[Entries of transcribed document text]
□ □ □
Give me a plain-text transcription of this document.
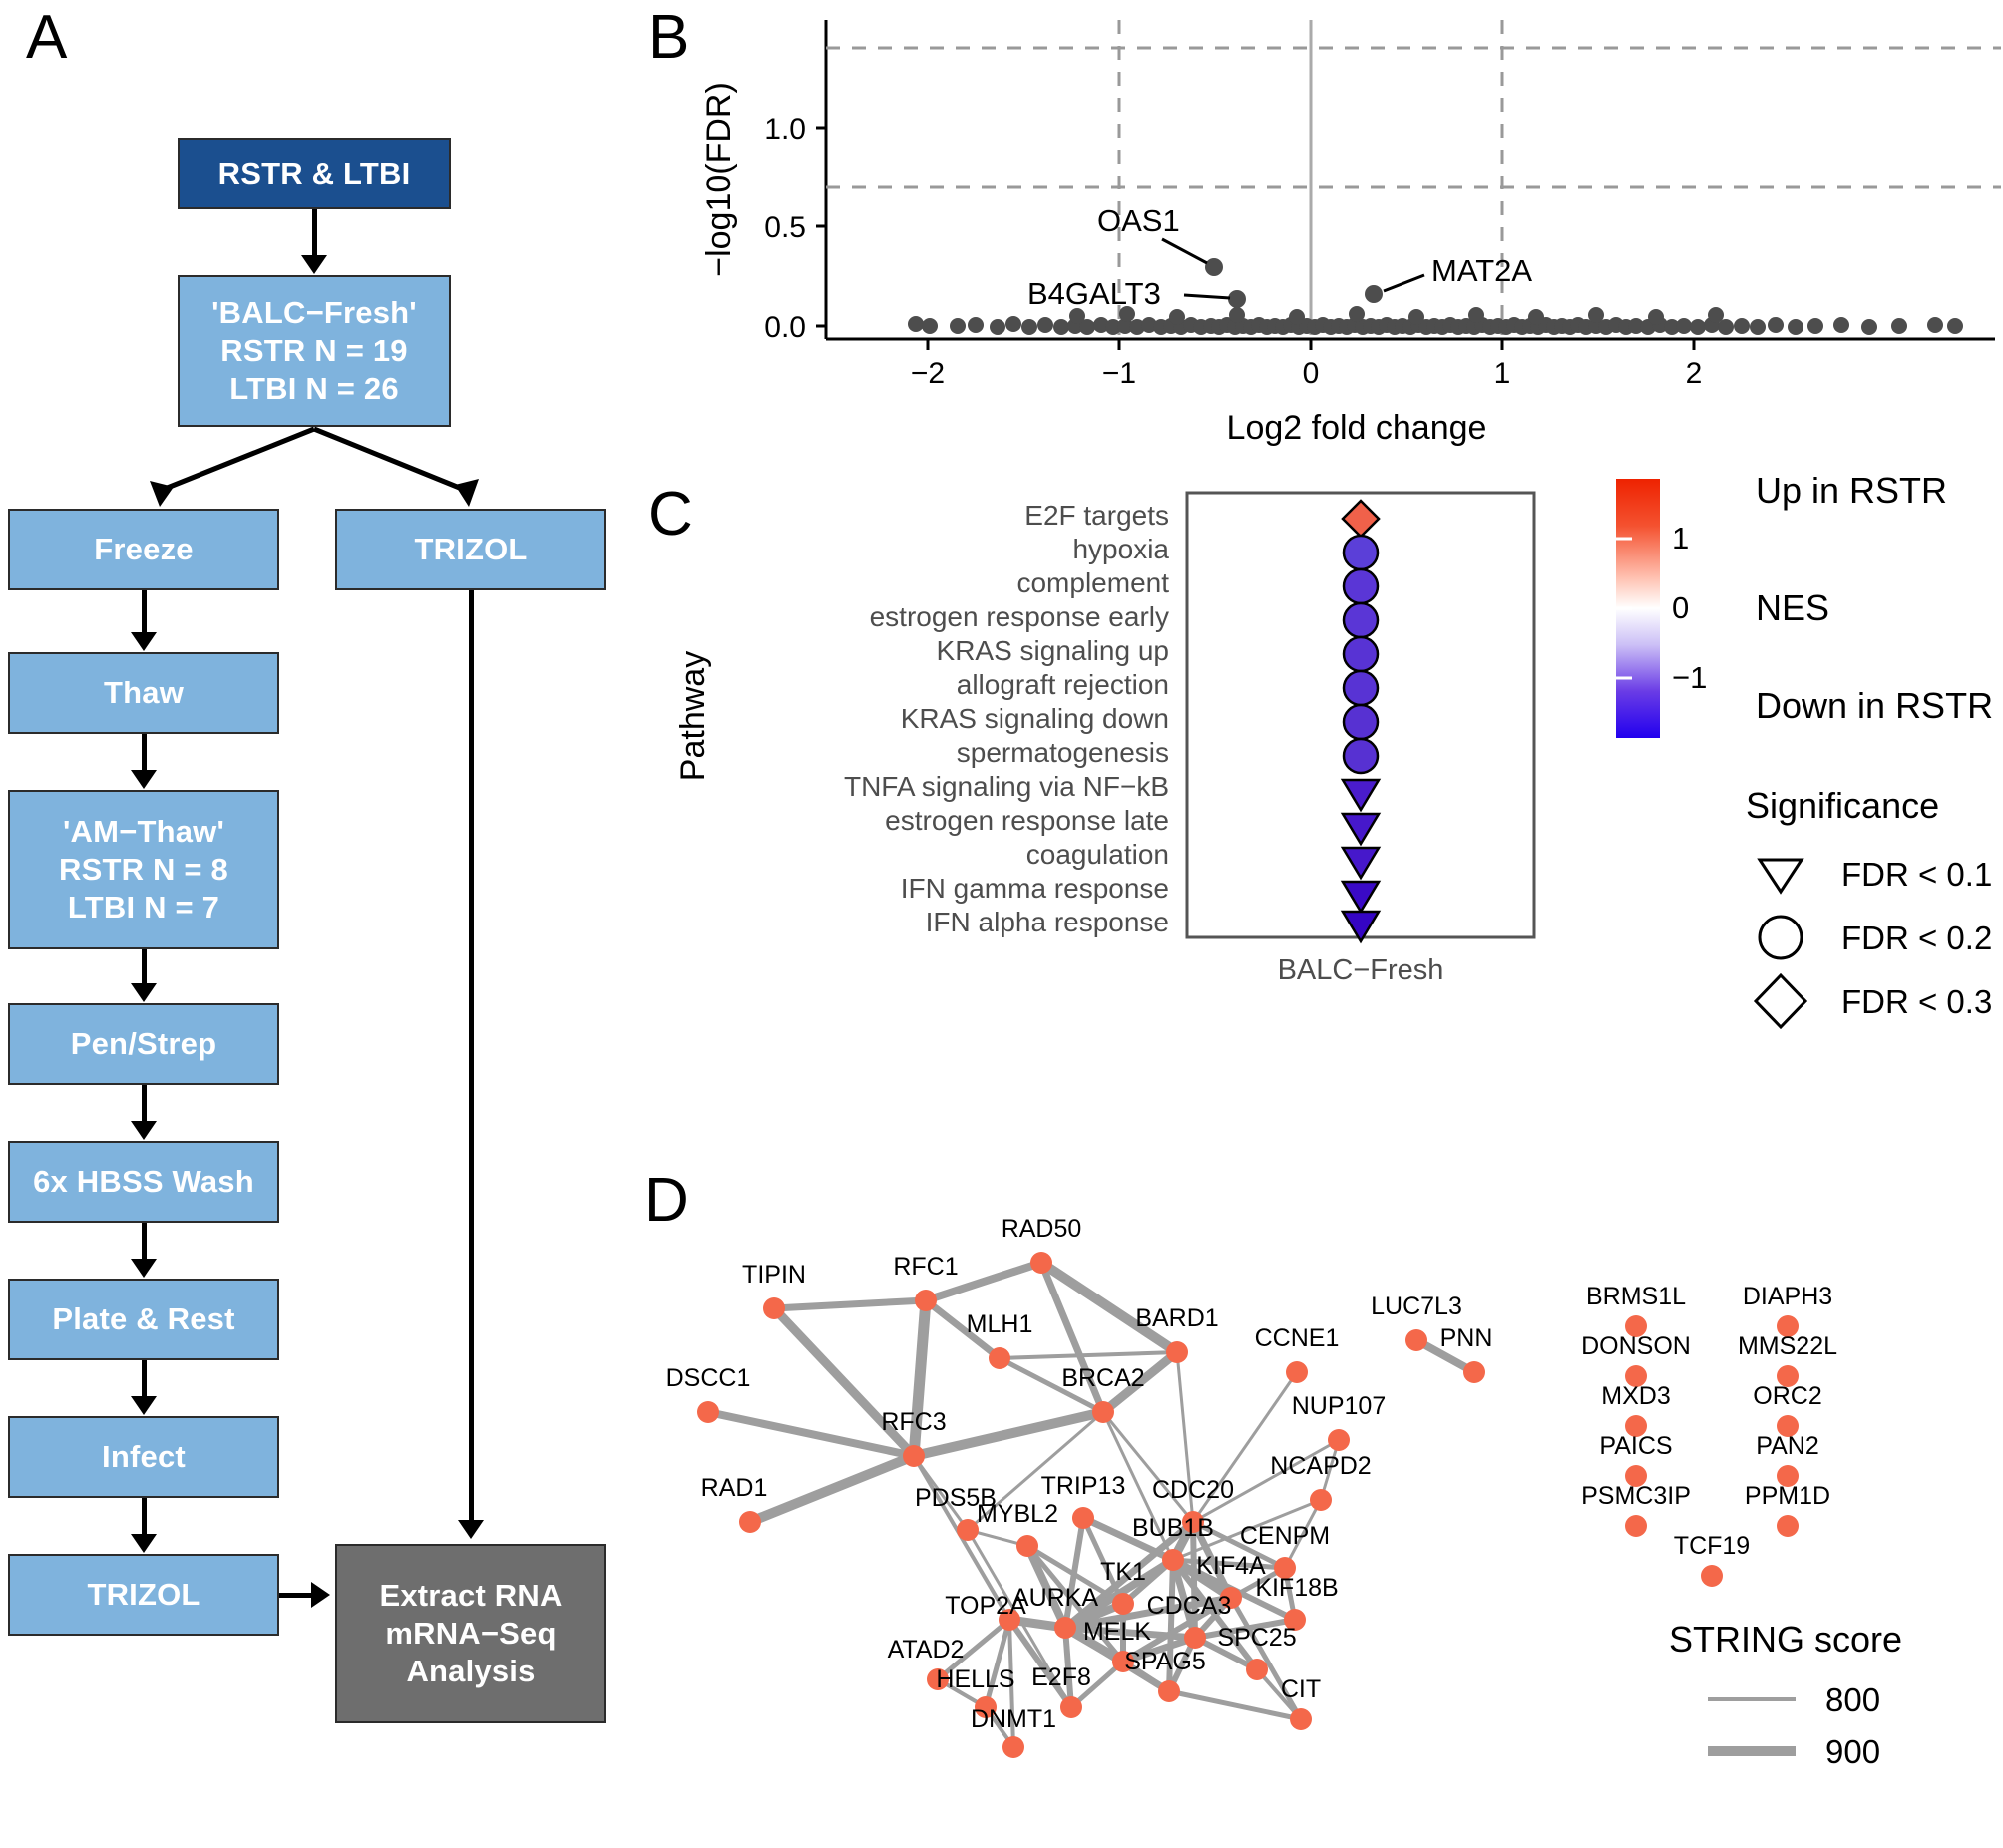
A
RSTR & LTBI
'BALC−Fresh'
RSTR N = 19
LTBI N = 26
Freeze	TRIZOL
Thaw
'AM−Thaw'
RSTR N = 8
LTBI N = 7
Pen/Strep
6x HBSS Wash
Plate & Rest
Infect
TRIZOL	Extract RNA
mRNA−Seq
Analysis
B
0.0
0.5
1.0
−2	−1	0	1	2
OAS1
B4GALT3
MAT2A
−log10(FDR)
Log2 fold change
C	E2F targets
hypoxia
complement
estrogen response early
KRAS signaling up
allograft rejection
KRAS signaling down
spermatogenesis
TNFA signaling via NF−kB
estrogen response late
coagulation
IFN gamma response
IFN alpha response
BALC−Fresh
Pathway
1
0
−1
Up in RSTR
NES
Down in RSTR
Significance
FDR < 0.1
FDR < 0.2
FDR < 0.3
D
TIPIN	RFC1
RAD50
MLH1	BARD1
CCNE1
LUC7L3
PNN
DSCC1	BRCA2
RFC3
NUP107
NCAPD2
RAD1	PDS5B TRIP13 CDC20
MYBL2	BUB1B CENPM
KIF4A
TK1
AURKA
TOP2A
KIF18B
CDCA3
MELK	SPC25
SPAG5
ATAD2
HELLS E2F8	CIT
DNMT1
BRMS1L DIAPH3
DONSON MMS22L
MXD3	ORC2
PAICS	PAN2
PSMC3IP PPM1D
TCF19
STRING score
800
900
□ □ □
EXERCISE OBJECTIVE:
Where a line above contains the string "signaling", copy that line.

ANSWER FOR THE TASK:
KRAS signaling up
KRAS signaling down
TNFA signaling via NF−kB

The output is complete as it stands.